Direction:
Print the entries below word for word; the pictures stay out of your copy.

.....

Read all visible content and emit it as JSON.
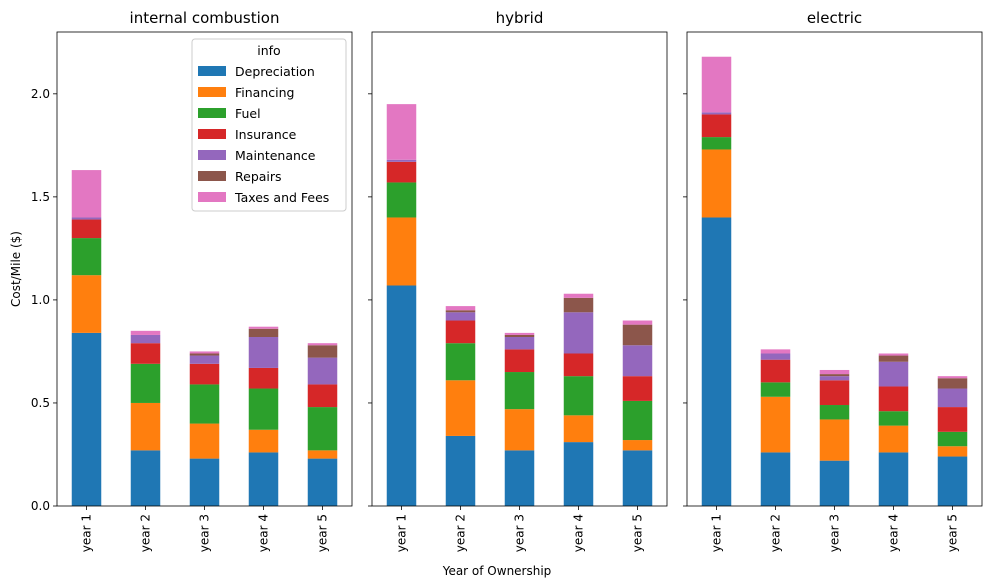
{
  "chart_data": {
    "type": "bar",
    "stacked": true,
    "ylabel": "Cost/Mile ($)",
    "xlabel": "Year of Ownership",
    "ylim": [
      0,
      2.3
    ],
    "yticks": [
      "0.0",
      "0.5",
      "1.0",
      "1.5",
      "2.0"
    ],
    "categories": [
      "year 1",
      "year 2",
      "year 3",
      "year 4",
      "year 5"
    ],
    "legend": {
      "title": "info",
      "placement": "top-right of first panel",
      "entries": [
        "Depreciation",
        "Financing",
        "Fuel",
        "Insurance",
        "Maintenance",
        "Repairs",
        "Taxes and Fees"
      ]
    },
    "colors": {
      "Depreciation": "#1f77b4",
      "Financing": "#ff7f0e",
      "Fuel": "#2ca02c",
      "Insurance": "#d62728",
      "Maintenance": "#9467bd",
      "Repairs": "#8c564b",
      "Taxes and Fees": "#e377c2"
    },
    "panels": [
      {
        "title": "internal combustion",
        "series": [
          {
            "name": "Depreciation",
            "values": [
              0.84,
              0.27,
              0.23,
              0.26,
              0.23
            ]
          },
          {
            "name": "Financing",
            "values": [
              0.28,
              0.23,
              0.17,
              0.11,
              0.04
            ]
          },
          {
            "name": "Fuel",
            "values": [
              0.18,
              0.19,
              0.19,
              0.2,
              0.21
            ]
          },
          {
            "name": "Insurance",
            "values": [
              0.09,
              0.1,
              0.1,
              0.1,
              0.11
            ]
          },
          {
            "name": "Maintenance",
            "values": [
              0.01,
              0.04,
              0.04,
              0.15,
              0.13
            ]
          },
          {
            "name": "Repairs",
            "values": [
              0.0,
              0.0,
              0.01,
              0.04,
              0.06
            ]
          },
          {
            "name": "Taxes and Fees",
            "values": [
              0.23,
              0.02,
              0.01,
              0.01,
              0.01
            ]
          }
        ]
      },
      {
        "title": "hybrid",
        "series": [
          {
            "name": "Depreciation",
            "values": [
              1.07,
              0.34,
              0.27,
              0.31,
              0.27
            ]
          },
          {
            "name": "Financing",
            "values": [
              0.33,
              0.27,
              0.2,
              0.13,
              0.05
            ]
          },
          {
            "name": "Fuel",
            "values": [
              0.17,
              0.18,
              0.18,
              0.19,
              0.19
            ]
          },
          {
            "name": "Insurance",
            "values": [
              0.1,
              0.11,
              0.11,
              0.11,
              0.12
            ]
          },
          {
            "name": "Maintenance",
            "values": [
              0.01,
              0.04,
              0.06,
              0.2,
              0.15
            ]
          },
          {
            "name": "Repairs",
            "values": [
              0.0,
              0.01,
              0.01,
              0.07,
              0.1
            ]
          },
          {
            "name": "Taxes and Fees",
            "values": [
              0.27,
              0.02,
              0.01,
              0.02,
              0.02
            ]
          }
        ]
      },
      {
        "title": "electric",
        "series": [
          {
            "name": "Depreciation",
            "values": [
              1.4,
              0.26,
              0.22,
              0.26,
              0.24
            ]
          },
          {
            "name": "Financing",
            "values": [
              0.33,
              0.27,
              0.2,
              0.13,
              0.05
            ]
          },
          {
            "name": "Fuel",
            "values": [
              0.06,
              0.07,
              0.07,
              0.07,
              0.07
            ]
          },
          {
            "name": "Insurance",
            "values": [
              0.11,
              0.11,
              0.12,
              0.12,
              0.12
            ]
          },
          {
            "name": "Maintenance",
            "values": [
              0.01,
              0.03,
              0.02,
              0.12,
              0.09
            ]
          },
          {
            "name": "Repairs",
            "values": [
              0.0,
              0.0,
              0.01,
              0.03,
              0.05
            ]
          },
          {
            "name": "Taxes and Fees",
            "values": [
              0.27,
              0.02,
              0.02,
              0.01,
              0.01
            ]
          }
        ]
      }
    ]
  }
}
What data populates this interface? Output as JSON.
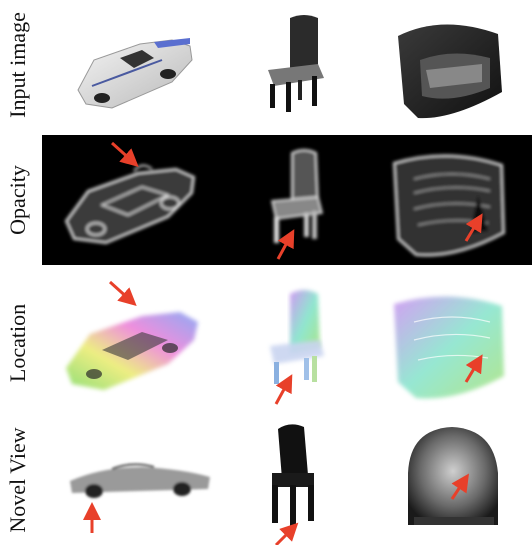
{
  "figure": {
    "rows": [
      {
        "label": "Input image"
      },
      {
        "label": "Opacity"
      },
      {
        "label": "Location"
      },
      {
        "label": "Novel View"
      }
    ],
    "objects": [
      "car",
      "chair",
      "armchair"
    ],
    "colors": {
      "arrow": "#e8402a",
      "opacity_bg": "#000000"
    }
  }
}
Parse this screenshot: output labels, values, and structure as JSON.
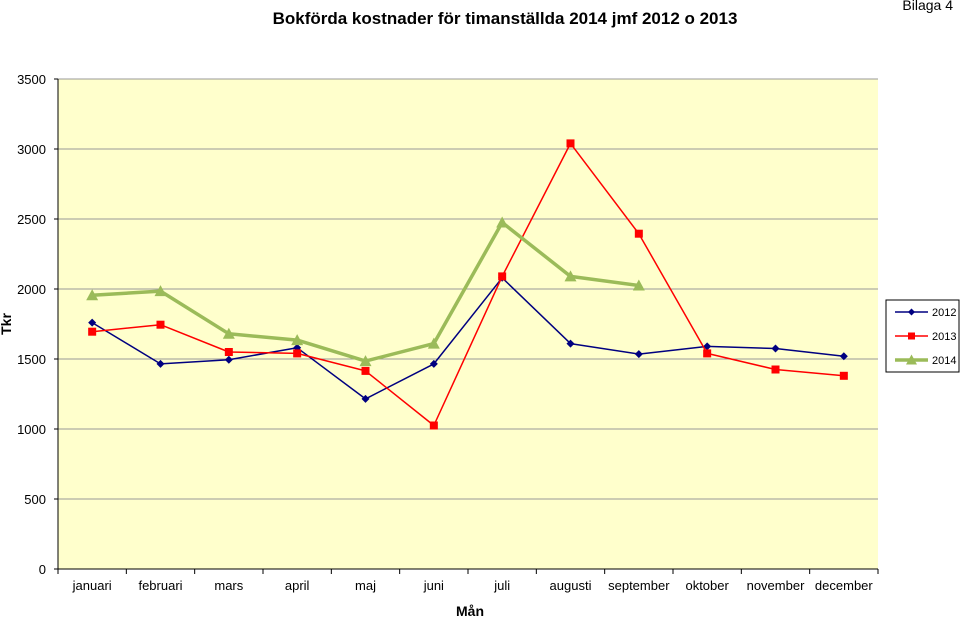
{
  "header": {
    "title": "Bokförda kostnader för timanställda 2014 jmf 2012 o 2013",
    "attachment": "Bilaga 4"
  },
  "chart_data": {
    "type": "line",
    "title": "Bokförda kostnader för timanställda 2014 jmf 2012 o 2013",
    "xlabel": "Mån",
    "ylabel": "Tkr",
    "ylim": [
      0,
      3500
    ],
    "yticks": [
      0,
      500,
      1000,
      1500,
      2000,
      2500,
      3000,
      3500
    ],
    "categories": [
      "januari",
      "februari",
      "mars",
      "april",
      "maj",
      "juni",
      "juli",
      "augusti",
      "september",
      "oktober",
      "november",
      "december"
    ],
    "grid": "horizontal",
    "legend_position": "right",
    "plot_background": "#ffffcc",
    "series": [
      {
        "name": "2012",
        "color": "#000080",
        "marker": "diamond",
        "values": [
          1760,
          1465,
          1495,
          1580,
          1215,
          1465,
          2080,
          1610,
          1535,
          1590,
          1575,
          1520
        ]
      },
      {
        "name": "2013",
        "color": "#ff0000",
        "marker": "square",
        "values": [
          1695,
          1745,
          1550,
          1540,
          1415,
          1025,
          2090,
          3040,
          2395,
          1540,
          1425,
          1380
        ]
      },
      {
        "name": "2014",
        "color": "#9bbb59",
        "marker": "triangle",
        "values": [
          1955,
          1985,
          1680,
          1635,
          1485,
          1610,
          2475,
          2090,
          2025,
          null,
          null,
          null
        ]
      }
    ]
  }
}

.....

Task result:
Read all visible content and emit it as JSON.
{
  "chart_data": {
    "type": "bar",
    "stacked": true,
    "ylabel": "Cost/Mile ($)",
    "xlabel": "Year of Ownership",
    "ylim": [
      0,
      2.3
    ],
    "yticks": [
      "0.0",
      "0.5",
      "1.0",
      "1.5",
      "2.0"
    ],
    "categories": [
      "year 1",
      "year 2",
      "year 3",
      "year 4",
      "year 5"
    ],
    "legend": {
      "title": "info",
      "placement": "top-right of first panel",
      "entries": [
        "Depreciation",
        "Financing",
        "Fuel",
        "Insurance",
        "Maintenance",
        "Repairs",
        "Taxes and Fees"
      ]
    },
    "colors": {
      "Depreciation": "#1f77b4",
      "Financing": "#ff7f0e",
      "Fuel": "#2ca02c",
      "Insurance": "#d62728",
      "Maintenance": "#9467bd",
      "Repairs": "#8c564b",
      "Taxes and Fees": "#e377c2"
    },
    "panels": [
      {
        "title": "internal combustion",
        "series": [
          {
            "name": "Depreciation",
            "values": [
              0.84,
              0.27,
              0.23,
              0.26,
              0.23
            ]
          },
          {
            "name": "Financing",
            "values": [
              0.28,
              0.23,
              0.17,
              0.11,
              0.04
            ]
          },
          {
            "name": "Fuel",
            "values": [
              0.18,
              0.19,
              0.19,
              0.2,
              0.21
            ]
          },
          {
            "name": "Insurance",
            "values": [
              0.09,
              0.1,
              0.1,
              0.1,
              0.11
            ]
          },
          {
            "name": "Maintenance",
            "values": [
              0.01,
              0.04,
              0.04,
              0.15,
              0.13
            ]
          },
          {
            "name": "Repairs",
            "values": [
              0.0,
              0.0,
              0.01,
              0.04,
              0.06
            ]
          },
          {
            "name": "Taxes and Fees",
            "values": [
              0.23,
              0.02,
              0.01,
              0.01,
              0.01
            ]
          }
        ]
      },
      {
        "title": "hybrid",
        "series": [
          {
            "name": "Depreciation",
            "values": [
              1.07,
              0.34,
              0.27,
              0.31,
              0.27
            ]
          },
          {
            "name": "Financing",
            "values": [
              0.33,
              0.27,
              0.2,
              0.13,
              0.05
            ]
          },
          {
            "name": "Fuel",
            "values": [
              0.17,
              0.18,
              0.18,
              0.19,
              0.19
            ]
          },
          {
            "name": "Insurance",
            "values": [
              0.1,
              0.11,
              0.11,
              0.11,
              0.12
            ]
          },
          {
            "name": "Maintenance",
            "values": [
              0.01,
              0.04,
              0.06,
              0.2,
              0.15
            ]
          },
          {
            "name": "Repairs",
            "values": [
              0.0,
              0.01,
              0.01,
              0.07,
              0.1
            ]
          },
          {
            "name": "Taxes and Fees",
            "values": [
              0.27,
              0.02,
              0.01,
              0.02,
              0.02
            ]
          }
        ]
      },
      {
        "title": "electric",
        "series": [
          {
            "name": "Depreciation",
            "values": [
              1.4,
              0.26,
              0.22,
              0.26,
              0.24
            ]
          },
          {
            "name": "Financing",
            "values": [
              0.33,
              0.27,
              0.2,
              0.13,
              0.05
            ]
          },
          {
            "name": "Fuel",
            "values": [
              0.06,
              0.07,
              0.07,
              0.07,
              0.07
            ]
          },
          {
            "name": "Insurance",
            "values": [
              0.11,
              0.11,
              0.12,
              0.12,
              0.12
            ]
          },
          {
            "name": "Maintenance",
            "values": [
              0.01,
              0.03,
              0.02,
              0.12,
              0.09
            ]
          },
          {
            "name": "Repairs",
            "values": [
              0.0,
              0.0,
              0.01,
              0.03,
              0.05
            ]
          },
          {
            "name": "Taxes and Fees",
            "values": [
              0.27,
              0.02,
              0.02,
              0.01,
              0.01
            ]
          }
        ]
      }
    ]
  }
}
What data populates this interface? Output as JSON.
{
  "figure": {
    "rows": [
      {
        "label": "Input image"
      },
      {
        "label": "Opacity"
      },
      {
        "label": "Location"
      },
      {
        "label": "Novel View"
      }
    ],
    "objects": [
      "car",
      "chair",
      "armchair"
    ],
    "colors": {
      "arrow": "#e8402a",
      "opacity_bg": "#000000"
    }
  }
}
Parse this screenshot: output labels, values, and structure as JSON.
{
  "header": {
    "title": "Bokförda kostnader för timanställda 2014 jmf 2012 o 2013",
    "attachment": "Bilaga 4"
  },
  "chart_data": {
    "type": "line",
    "title": "Bokförda kostnader för timanställda 2014 jmf 2012 o 2013",
    "xlabel": "Mån",
    "ylabel": "Tkr",
    "ylim": [
      0,
      3500
    ],
    "yticks": [
      0,
      500,
      1000,
      1500,
      2000,
      2500,
      3000,
      3500
    ],
    "categories": [
      "januari",
      "februari",
      "mars",
      "april",
      "maj",
      "juni",
      "juli",
      "augusti",
      "september",
      "oktober",
      "november",
      "december"
    ],
    "grid": "horizontal",
    "legend_position": "right",
    "plot_background": "#ffffcc",
    "series": [
      {
        "name": "2012",
        "color": "#000080",
        "marker": "diamond",
        "values": [
          1760,
          1465,
          1495,
          1580,
          1215,
          1465,
          2080,
          1610,
          1535,
          1590,
          1575,
          1520
        ]
      },
      {
        "name": "2013",
        "color": "#ff0000",
        "marker": "square",
        "values": [
          1695,
          1745,
          1550,
          1540,
          1415,
          1025,
          2090,
          3040,
          2395,
          1540,
          1425,
          1380
        ]
      },
      {
        "name": "2014",
        "color": "#9bbb59",
        "marker": "triangle",
        "values": [
          1955,
          1985,
          1680,
          1635,
          1485,
          1610,
          2475,
          2090,
          2025,
          null,
          null,
          null
        ]
      }
    ]
  }
}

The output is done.